(The problem):
Show, in full, each line of the data that contains "JSON".

Data items:
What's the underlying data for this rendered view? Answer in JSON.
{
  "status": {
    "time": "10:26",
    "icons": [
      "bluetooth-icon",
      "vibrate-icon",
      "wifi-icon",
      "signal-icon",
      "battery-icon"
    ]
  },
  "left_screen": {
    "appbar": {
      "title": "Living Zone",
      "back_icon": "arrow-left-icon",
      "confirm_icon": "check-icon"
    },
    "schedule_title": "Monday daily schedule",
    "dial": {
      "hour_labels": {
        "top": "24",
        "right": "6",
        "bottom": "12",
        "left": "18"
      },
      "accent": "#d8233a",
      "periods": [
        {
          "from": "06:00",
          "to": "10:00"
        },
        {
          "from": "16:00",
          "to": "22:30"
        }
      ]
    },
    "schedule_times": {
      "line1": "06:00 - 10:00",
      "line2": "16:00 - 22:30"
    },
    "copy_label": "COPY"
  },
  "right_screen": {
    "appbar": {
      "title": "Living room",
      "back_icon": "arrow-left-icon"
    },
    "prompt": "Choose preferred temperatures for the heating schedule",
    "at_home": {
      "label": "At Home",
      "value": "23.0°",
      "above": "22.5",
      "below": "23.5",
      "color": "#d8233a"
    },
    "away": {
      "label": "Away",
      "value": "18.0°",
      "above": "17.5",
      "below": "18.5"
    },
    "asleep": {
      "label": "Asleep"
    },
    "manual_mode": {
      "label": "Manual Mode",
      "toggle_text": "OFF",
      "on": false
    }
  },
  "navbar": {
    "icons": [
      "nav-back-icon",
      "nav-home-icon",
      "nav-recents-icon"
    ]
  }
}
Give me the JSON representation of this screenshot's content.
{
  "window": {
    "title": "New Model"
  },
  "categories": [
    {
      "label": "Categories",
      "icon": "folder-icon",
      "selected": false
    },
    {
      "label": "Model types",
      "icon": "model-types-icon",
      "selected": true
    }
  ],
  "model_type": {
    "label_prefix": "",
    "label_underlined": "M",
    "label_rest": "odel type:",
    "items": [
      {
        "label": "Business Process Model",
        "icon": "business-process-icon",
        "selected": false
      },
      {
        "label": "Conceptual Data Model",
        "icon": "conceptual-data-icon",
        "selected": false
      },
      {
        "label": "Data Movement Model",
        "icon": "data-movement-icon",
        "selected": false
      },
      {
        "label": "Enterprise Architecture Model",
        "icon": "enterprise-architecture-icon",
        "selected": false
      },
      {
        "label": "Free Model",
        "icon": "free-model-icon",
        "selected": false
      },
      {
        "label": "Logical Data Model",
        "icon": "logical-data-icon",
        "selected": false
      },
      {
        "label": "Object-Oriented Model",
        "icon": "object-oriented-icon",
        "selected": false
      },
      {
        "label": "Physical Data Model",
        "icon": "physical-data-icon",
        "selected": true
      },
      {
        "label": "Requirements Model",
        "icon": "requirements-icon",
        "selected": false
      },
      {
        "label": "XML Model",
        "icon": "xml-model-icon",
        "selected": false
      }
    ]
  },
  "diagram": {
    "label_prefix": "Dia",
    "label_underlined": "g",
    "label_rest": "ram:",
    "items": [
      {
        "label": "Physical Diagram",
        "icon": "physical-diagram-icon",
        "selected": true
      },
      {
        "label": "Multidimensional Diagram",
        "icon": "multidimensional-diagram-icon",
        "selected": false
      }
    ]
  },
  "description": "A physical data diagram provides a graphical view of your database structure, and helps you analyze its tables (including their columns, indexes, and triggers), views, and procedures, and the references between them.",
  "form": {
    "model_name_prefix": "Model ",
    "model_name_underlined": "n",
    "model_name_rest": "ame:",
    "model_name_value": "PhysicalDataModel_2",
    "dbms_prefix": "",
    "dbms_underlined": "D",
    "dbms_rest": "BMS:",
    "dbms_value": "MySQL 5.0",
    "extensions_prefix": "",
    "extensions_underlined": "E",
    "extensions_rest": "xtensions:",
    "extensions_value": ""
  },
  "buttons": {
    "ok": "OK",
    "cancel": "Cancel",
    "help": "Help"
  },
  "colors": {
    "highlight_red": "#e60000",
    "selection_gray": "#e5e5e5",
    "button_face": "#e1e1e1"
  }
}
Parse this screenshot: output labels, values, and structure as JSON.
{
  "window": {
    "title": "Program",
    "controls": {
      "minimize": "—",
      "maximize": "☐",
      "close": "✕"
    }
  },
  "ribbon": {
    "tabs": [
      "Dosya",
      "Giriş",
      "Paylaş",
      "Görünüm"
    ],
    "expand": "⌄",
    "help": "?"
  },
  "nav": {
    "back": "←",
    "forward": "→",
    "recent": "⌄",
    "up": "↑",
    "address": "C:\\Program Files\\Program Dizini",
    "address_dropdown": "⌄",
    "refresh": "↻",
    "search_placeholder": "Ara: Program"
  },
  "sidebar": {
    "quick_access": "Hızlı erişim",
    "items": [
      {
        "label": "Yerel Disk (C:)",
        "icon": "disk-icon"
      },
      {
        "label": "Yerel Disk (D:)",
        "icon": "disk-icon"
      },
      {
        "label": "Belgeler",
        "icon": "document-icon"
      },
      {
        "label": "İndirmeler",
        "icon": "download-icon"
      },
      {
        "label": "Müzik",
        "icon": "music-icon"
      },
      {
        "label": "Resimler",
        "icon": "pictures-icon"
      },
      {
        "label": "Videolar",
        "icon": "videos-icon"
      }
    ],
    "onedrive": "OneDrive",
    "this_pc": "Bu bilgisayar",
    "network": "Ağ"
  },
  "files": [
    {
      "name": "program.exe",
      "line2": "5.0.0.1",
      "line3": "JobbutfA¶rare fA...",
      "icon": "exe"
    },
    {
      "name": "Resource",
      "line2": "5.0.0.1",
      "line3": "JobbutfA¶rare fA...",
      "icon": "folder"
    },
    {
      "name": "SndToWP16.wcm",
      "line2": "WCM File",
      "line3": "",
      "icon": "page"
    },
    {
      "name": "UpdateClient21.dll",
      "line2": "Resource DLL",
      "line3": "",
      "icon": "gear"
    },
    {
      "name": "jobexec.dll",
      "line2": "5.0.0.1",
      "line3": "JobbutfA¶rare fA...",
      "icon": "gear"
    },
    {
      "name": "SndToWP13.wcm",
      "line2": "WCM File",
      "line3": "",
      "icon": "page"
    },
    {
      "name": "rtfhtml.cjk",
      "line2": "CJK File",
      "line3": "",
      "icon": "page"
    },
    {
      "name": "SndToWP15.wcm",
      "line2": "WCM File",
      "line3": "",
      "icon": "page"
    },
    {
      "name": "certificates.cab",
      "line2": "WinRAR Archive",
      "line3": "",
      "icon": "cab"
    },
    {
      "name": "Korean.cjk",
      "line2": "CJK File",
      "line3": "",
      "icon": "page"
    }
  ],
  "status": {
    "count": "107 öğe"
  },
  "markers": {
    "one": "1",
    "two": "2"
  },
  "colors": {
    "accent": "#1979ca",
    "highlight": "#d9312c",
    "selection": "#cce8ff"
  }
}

(Exercise answer):
What's the underlying data for this rendered view? Answer in JSON.
Give me the JSON representation of this screenshot's content.
Parse this screenshot: output labels, values, and structure as JSON.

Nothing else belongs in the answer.